§ Exercise details
Check each line of the material. Copy those containing "this".

§ Record set
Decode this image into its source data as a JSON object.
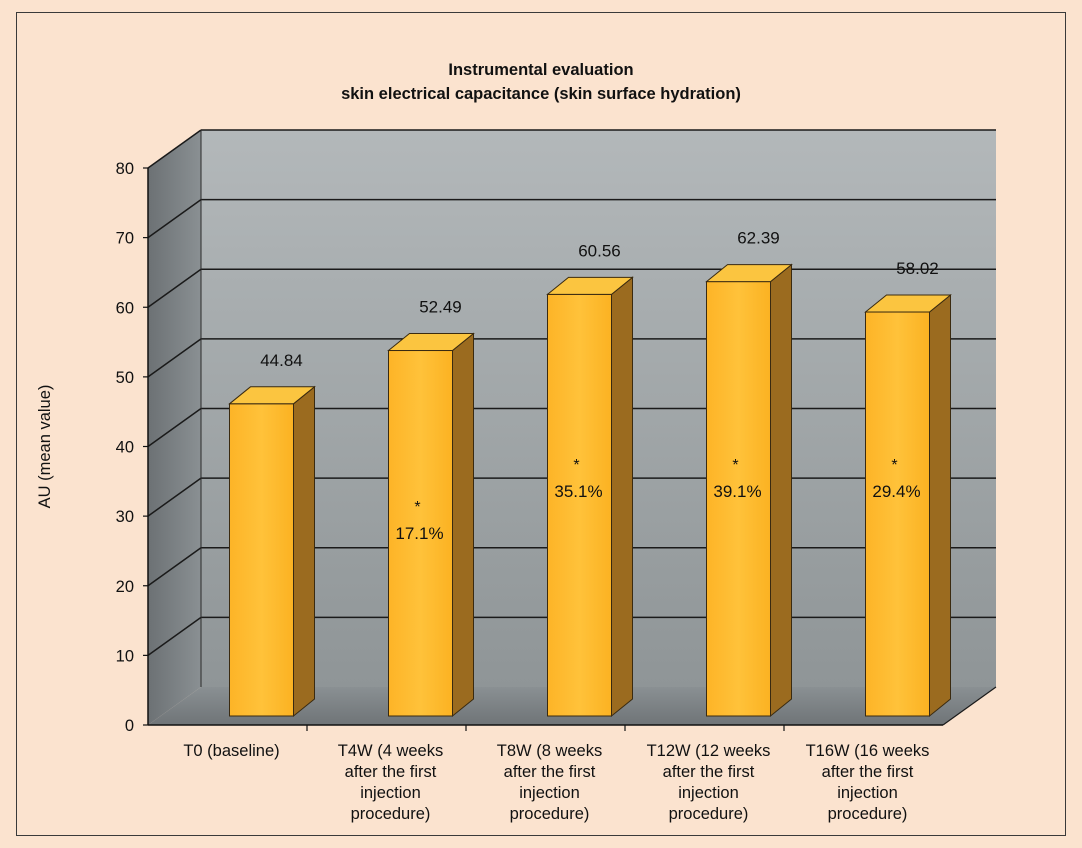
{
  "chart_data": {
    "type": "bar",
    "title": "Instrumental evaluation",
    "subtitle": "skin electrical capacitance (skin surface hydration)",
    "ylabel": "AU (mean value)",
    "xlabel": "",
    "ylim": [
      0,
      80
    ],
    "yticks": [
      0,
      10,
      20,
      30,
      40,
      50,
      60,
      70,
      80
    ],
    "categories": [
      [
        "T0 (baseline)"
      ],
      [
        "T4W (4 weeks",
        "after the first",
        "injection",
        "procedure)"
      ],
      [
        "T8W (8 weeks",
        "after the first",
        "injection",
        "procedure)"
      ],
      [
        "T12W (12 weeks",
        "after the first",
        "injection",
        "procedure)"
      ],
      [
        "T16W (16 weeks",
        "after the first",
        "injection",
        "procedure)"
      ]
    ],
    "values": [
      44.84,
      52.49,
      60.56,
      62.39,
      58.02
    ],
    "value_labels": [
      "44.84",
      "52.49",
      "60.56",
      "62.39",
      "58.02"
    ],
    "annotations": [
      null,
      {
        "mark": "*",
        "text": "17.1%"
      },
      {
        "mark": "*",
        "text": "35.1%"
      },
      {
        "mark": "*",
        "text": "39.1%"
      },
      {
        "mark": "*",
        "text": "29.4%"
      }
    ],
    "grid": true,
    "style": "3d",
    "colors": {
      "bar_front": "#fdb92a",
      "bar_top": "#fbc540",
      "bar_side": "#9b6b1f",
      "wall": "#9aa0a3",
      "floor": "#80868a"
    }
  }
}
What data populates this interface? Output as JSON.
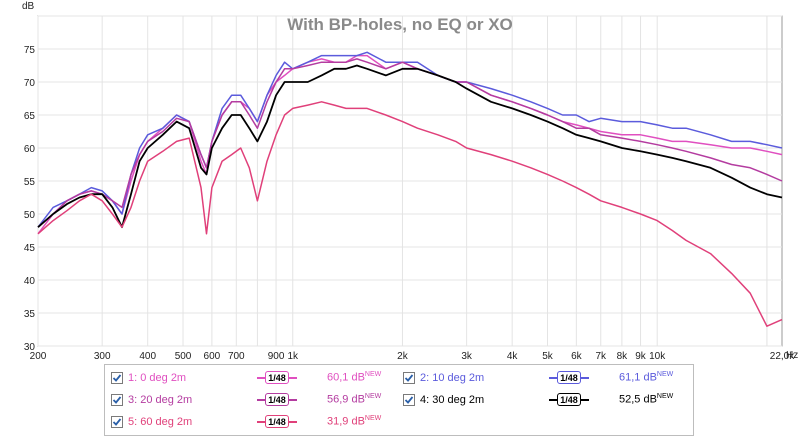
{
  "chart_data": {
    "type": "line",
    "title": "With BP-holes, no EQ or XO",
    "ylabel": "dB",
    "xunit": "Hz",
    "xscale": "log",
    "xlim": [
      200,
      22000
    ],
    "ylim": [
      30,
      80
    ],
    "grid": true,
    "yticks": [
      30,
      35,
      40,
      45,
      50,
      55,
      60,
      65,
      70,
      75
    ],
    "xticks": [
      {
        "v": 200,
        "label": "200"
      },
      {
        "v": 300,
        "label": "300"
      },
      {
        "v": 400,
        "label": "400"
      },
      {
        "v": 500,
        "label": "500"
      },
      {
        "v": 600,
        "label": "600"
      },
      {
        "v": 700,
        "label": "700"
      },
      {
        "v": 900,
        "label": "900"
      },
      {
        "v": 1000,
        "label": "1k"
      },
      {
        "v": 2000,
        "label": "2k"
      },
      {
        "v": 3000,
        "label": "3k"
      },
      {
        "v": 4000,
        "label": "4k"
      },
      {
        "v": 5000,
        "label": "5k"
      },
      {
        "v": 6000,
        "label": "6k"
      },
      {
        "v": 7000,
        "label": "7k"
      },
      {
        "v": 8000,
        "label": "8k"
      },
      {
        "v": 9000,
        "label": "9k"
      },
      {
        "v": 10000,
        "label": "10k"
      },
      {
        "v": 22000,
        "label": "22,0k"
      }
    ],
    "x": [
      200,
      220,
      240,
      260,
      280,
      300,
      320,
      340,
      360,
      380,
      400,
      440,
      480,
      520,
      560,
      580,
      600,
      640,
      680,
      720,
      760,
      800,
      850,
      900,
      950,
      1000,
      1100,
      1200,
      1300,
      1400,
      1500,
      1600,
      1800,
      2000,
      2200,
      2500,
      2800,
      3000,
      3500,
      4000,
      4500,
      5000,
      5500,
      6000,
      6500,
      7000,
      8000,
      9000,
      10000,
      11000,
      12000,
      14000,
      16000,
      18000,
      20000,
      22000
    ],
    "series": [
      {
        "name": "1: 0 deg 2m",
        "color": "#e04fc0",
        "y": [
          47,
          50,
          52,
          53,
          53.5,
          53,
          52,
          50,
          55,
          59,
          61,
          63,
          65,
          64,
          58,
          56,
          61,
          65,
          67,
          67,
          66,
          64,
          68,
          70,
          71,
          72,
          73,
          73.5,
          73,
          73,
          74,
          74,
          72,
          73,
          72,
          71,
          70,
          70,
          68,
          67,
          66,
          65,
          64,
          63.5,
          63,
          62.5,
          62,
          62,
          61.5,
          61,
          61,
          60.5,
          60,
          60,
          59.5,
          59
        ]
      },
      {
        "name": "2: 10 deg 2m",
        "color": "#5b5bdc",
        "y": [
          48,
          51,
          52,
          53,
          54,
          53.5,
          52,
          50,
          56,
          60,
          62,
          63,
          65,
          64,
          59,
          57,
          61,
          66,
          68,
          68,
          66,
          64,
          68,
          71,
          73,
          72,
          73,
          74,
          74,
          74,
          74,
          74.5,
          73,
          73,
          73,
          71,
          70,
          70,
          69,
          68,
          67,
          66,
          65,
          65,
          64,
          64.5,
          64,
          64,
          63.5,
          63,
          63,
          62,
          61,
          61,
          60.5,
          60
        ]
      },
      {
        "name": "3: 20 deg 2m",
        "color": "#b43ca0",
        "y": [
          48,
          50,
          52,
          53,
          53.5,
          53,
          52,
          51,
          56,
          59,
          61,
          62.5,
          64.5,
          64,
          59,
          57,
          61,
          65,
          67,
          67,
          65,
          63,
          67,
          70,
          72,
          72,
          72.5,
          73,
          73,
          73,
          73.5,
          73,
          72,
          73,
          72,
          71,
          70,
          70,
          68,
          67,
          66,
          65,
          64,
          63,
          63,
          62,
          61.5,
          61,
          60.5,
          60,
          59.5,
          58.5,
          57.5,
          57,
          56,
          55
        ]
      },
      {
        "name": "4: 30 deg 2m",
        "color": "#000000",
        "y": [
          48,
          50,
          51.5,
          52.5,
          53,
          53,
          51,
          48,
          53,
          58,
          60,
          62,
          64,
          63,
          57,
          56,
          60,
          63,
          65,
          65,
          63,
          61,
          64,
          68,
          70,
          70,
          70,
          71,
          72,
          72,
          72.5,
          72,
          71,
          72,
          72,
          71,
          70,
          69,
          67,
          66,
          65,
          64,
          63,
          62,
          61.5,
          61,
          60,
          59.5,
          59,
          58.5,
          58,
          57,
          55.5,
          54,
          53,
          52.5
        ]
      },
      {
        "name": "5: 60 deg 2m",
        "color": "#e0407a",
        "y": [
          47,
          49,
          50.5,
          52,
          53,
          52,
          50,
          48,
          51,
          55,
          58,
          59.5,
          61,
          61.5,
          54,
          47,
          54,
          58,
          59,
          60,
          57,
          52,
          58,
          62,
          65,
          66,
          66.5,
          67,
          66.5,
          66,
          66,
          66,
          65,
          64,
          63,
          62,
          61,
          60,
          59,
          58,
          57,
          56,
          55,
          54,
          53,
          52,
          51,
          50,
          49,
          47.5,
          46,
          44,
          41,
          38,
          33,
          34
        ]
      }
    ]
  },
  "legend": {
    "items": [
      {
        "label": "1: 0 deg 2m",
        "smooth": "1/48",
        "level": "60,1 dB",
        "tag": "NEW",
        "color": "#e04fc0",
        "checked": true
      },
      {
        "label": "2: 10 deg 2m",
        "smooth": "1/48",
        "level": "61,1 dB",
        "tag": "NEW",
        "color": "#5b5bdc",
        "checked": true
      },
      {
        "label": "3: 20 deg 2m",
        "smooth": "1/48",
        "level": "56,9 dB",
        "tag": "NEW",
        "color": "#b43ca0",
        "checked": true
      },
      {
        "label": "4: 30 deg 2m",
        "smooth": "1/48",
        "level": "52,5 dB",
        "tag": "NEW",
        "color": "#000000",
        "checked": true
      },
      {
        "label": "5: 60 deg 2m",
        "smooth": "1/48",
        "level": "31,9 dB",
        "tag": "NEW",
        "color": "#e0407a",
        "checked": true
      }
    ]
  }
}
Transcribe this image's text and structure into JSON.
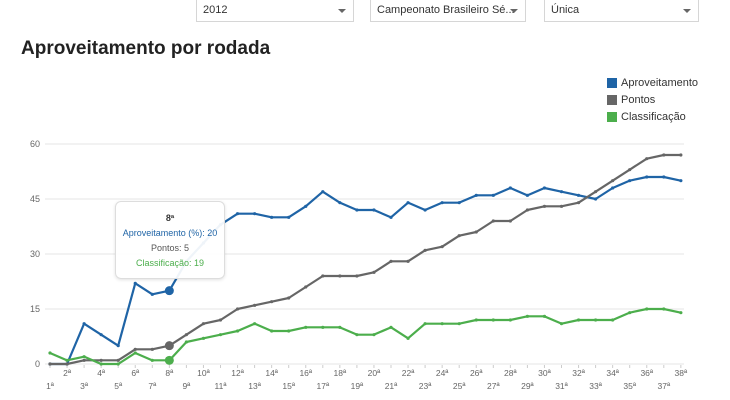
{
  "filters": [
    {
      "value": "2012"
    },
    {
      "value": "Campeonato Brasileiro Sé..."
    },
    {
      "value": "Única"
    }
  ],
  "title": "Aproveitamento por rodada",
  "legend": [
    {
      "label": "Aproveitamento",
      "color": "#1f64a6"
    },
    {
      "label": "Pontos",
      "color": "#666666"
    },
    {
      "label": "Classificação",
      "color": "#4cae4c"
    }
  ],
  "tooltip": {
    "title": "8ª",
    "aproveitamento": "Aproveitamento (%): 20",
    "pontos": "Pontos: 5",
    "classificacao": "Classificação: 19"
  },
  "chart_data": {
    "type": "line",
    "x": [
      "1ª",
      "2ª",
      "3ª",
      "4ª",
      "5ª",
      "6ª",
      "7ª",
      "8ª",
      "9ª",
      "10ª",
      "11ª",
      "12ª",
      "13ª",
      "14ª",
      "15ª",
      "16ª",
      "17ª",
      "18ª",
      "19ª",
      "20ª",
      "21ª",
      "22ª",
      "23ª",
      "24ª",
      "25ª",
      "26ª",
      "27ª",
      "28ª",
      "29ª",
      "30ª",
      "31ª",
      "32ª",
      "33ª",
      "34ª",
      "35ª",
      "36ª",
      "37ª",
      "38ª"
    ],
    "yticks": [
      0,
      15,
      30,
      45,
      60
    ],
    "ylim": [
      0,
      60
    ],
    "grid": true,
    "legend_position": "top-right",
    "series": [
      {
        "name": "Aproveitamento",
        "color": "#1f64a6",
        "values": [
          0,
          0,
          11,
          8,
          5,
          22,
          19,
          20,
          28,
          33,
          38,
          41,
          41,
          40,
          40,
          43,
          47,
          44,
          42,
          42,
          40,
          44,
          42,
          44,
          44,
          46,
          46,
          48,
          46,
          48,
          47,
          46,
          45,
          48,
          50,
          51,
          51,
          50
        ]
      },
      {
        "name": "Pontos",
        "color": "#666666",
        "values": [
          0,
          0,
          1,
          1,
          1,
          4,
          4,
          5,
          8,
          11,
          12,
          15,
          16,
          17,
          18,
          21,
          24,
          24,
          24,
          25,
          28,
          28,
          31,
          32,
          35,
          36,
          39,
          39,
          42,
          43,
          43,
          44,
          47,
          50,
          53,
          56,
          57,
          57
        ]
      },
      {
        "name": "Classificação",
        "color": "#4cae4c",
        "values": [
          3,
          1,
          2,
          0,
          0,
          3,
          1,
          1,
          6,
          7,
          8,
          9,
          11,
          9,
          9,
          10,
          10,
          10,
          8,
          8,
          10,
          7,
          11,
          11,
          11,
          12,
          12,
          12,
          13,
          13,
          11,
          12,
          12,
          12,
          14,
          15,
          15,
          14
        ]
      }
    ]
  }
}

§ Full answer
Decode this image into its source data as a JSON object.
What data populates this interface? Output as JSON.
Transcribe this image's text and structure into JSON.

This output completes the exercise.